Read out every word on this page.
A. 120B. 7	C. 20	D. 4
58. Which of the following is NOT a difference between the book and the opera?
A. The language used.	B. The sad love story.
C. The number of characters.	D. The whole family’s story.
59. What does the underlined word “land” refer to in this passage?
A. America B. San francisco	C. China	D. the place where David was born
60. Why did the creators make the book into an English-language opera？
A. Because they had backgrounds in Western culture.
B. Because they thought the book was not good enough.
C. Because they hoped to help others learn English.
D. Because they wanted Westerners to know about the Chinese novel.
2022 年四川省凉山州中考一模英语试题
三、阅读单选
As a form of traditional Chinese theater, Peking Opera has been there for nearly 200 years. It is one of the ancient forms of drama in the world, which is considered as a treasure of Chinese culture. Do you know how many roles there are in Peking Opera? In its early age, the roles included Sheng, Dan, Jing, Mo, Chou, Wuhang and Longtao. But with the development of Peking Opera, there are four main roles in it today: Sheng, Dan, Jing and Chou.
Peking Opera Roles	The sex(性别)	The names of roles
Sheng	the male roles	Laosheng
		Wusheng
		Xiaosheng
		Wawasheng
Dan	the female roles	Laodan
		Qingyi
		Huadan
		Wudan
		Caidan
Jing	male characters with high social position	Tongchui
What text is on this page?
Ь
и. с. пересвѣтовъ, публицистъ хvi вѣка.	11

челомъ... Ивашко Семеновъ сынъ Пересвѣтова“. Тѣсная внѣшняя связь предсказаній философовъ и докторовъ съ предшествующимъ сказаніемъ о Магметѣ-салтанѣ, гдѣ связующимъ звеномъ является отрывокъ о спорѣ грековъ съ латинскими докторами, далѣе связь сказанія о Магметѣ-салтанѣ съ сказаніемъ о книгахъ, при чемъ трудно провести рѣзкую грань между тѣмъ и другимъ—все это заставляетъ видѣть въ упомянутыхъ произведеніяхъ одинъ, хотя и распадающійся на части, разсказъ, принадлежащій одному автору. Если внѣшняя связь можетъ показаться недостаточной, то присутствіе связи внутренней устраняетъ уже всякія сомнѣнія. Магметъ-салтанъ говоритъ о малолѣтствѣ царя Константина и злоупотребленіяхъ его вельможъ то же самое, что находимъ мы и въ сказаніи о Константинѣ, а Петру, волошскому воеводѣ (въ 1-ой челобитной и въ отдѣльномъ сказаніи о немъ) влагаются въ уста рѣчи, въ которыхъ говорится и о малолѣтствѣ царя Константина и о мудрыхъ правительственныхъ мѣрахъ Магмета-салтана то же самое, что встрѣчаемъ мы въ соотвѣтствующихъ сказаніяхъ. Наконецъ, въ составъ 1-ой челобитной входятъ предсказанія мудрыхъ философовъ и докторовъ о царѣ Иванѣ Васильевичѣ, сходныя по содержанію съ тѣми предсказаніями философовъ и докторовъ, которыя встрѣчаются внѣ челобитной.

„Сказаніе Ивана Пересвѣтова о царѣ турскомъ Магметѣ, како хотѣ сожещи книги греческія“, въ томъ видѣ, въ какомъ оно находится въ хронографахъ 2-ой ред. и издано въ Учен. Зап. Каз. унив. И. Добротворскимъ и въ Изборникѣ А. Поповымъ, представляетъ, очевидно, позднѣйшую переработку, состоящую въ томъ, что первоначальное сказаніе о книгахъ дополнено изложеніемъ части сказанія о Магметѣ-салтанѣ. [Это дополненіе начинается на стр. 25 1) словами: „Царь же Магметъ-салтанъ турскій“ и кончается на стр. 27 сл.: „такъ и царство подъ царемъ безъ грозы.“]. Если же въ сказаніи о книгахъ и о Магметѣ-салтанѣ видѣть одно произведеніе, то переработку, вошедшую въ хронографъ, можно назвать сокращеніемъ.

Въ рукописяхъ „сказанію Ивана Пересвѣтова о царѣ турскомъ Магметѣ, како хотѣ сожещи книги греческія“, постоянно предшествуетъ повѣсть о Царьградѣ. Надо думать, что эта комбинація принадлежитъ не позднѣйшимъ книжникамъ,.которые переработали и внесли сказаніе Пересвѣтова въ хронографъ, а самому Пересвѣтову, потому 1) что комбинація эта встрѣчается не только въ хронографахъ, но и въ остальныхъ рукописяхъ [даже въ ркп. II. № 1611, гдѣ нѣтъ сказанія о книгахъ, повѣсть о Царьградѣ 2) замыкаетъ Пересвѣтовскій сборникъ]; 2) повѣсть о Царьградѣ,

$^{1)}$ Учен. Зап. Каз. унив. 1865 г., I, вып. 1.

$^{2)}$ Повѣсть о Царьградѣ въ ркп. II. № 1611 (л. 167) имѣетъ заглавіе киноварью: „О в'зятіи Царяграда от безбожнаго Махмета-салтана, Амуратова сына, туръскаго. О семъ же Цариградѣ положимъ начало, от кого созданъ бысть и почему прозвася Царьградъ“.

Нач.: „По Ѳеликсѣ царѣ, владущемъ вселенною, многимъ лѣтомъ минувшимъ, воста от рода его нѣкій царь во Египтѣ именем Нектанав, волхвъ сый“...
---
**Task description**.
Please quote the records above exactly, without skipping a line.

**Response to the exercise**.
Read out every word on this page.
A. 120B. 7	C. 20	D. 4
58. Which of the following is NOT a difference between the book and the opera?
A. The language used.	B. The sad love story.
C. The number of characters.	D. The whole family’s story.
59. What does the underlined word “land” refer to in this passage?
A. America B. San francisco	C. China	D. the place where David was born
60. Why did the creators make the book into an English-language opera？
A. Because they had backgrounds in Western culture.
B. Because they thought the book was not good enough.
C. Because they hoped to help others learn English.
D. Because they wanted Westerners to know about the Chinese novel.
2022 年四川省凉山州中考一模英语试题
三、阅读单选
As a form of traditional Chinese theater, Peking Opera has been there for nearly 200 years. It is one of the ancient forms of drama in the world, which is considered as a treasure of Chinese culture. Do you know how many roles there are in Peking Opera? In its early age, the roles included Sheng, Dan, Jing, Mo, Chou, Wuhang and Longtao. But with the development of Peking Opera, there are four main roles in it today: Sheng, Dan, Jing and Chou.
Peking Opera Roles	The sex(性别)	The names of roles
Sheng	the male roles	Laosheng
		Wusheng
		Xiaosheng
		Wawasheng
Dan	the female roles	Laodan
		Qingyi
		Huadan
		Wudan
		Caidan
Jing	male characters with high social position	Tongchui
What text is on this page?
Ь
и. с. пересвѣтовъ, публицистъ хvi вѣка.	11

челомъ... Ивашко Семеновъ сынъ Пересвѣтова“. Тѣсная внѣшняя связь предсказаній философовъ и докторовъ съ предшествующимъ сказаніемъ о Магметѣ-салтанѣ, гдѣ связующимъ звеномъ является отрывокъ о спорѣ грековъ съ латинскими докторами, далѣе связь сказанія о Магметѣ-салтанѣ съ сказаніемъ о книгахъ, при чемъ трудно провести рѣзкую грань между тѣмъ и другимъ—все это заставляетъ видѣть въ упомянутыхъ произведеніяхъ одинъ, хотя и распадающійся на части, разсказъ, принадлежащій одному автору. Если внѣшняя связь можетъ показаться недостаточной, то присутствіе связи внутренней устраняетъ уже всякія сомнѣнія. Магметъ-салтанъ говоритъ о малолѣтствѣ царя Константина и злоупотребленіяхъ его вельможъ то же самое, что находимъ мы и въ сказаніи о Константинѣ, а Петру, волошскому воеводѣ (въ 1-ой челобитной и въ отдѣльномъ сказаніи о немъ) влагаются въ уста рѣчи, въ которыхъ говорится и о малолѣтствѣ царя Константина и о мудрыхъ правительственныхъ мѣрахъ Магмета-салтана то же самое, что встрѣчаемъ мы въ соотвѣтствующихъ сказаніяхъ. Наконецъ, въ составъ 1-ой челобитной входятъ предсказанія мудрыхъ философовъ и докторовъ о царѣ Иванѣ Васильевичѣ, сходныя по содержанію съ тѣми предсказаніями философовъ и докторовъ, которыя встрѣчаются внѣ челобитной.

„Сказаніе Ивана Пересвѣтова о царѣ турскомъ Магметѣ, како хотѣ сожещи книги греческія“, въ томъ видѣ, въ какомъ оно находится въ хронографахъ 2-ой ред. и издано въ Учен. Зап. Каз. унив. И. Добротворскимъ и въ Изборникѣ А. Поповымъ, представляетъ, очевидно, позднѣйшую переработку, состоящую въ томъ, что первоначальное сказаніе о книгахъ дополнено изложеніемъ части сказанія о Магметѣ-салтанѣ. [Это дополненіе начинается на стр. 25 1) словами: „Царь же Магметъ-салтанъ турскій“ и кончается на стр. 27 сл.: „такъ и царство подъ царемъ безъ грозы.“]. Если же въ сказаніи о книгахъ и о Магметѣ-салтанѣ видѣть одно произведеніе, то переработку, вошедшую въ хронографъ, можно назвать сокращеніемъ.

Въ рукописяхъ „сказанію Ивана Пересвѣтова о царѣ турскомъ Магметѣ, како хотѣ сожещи книги греческія“, постоянно предшествуетъ повѣсть о Царьградѣ. Надо думать, что эта комбинація принадлежитъ не позднѣйшимъ книжникамъ,.которые переработали и внесли сказаніе Пересвѣтова въ хронографъ, а самому Пересвѣтову, потому 1) что комбинація эта встрѣчается не только въ хронографахъ, но и въ остальныхъ рукописяхъ [даже въ ркп. II. № 1611, гдѣ нѣтъ сказанія о книгахъ, повѣсть о Царьградѣ 2) замыкаетъ Пересвѣтовскій сборникъ]; 2) повѣсть о Царьградѣ,

$^{1)}$ Учен. Зап. Каз. унив. 1865 г., I, вып. 1.

$^{2)}$ Повѣсть о Царьградѣ въ ркп. II. № 1611 (л. 167) имѣетъ заглавіе киноварью: „О в'зятіи Царяграда от безбожнаго Махмета-салтана, Амуратова сына, туръскаго. О семъ же Цариградѣ положимъ начало, от кого созданъ бысть и почему прозвася Царьградъ“.

Нач.: „По Ѳеликсѣ царѣ, владущемъ вселенною, многимъ лѣтомъ минувшимъ, воста от рода его нѣкій царь во Египтѣ именем Нектанав, волхвъ сый“...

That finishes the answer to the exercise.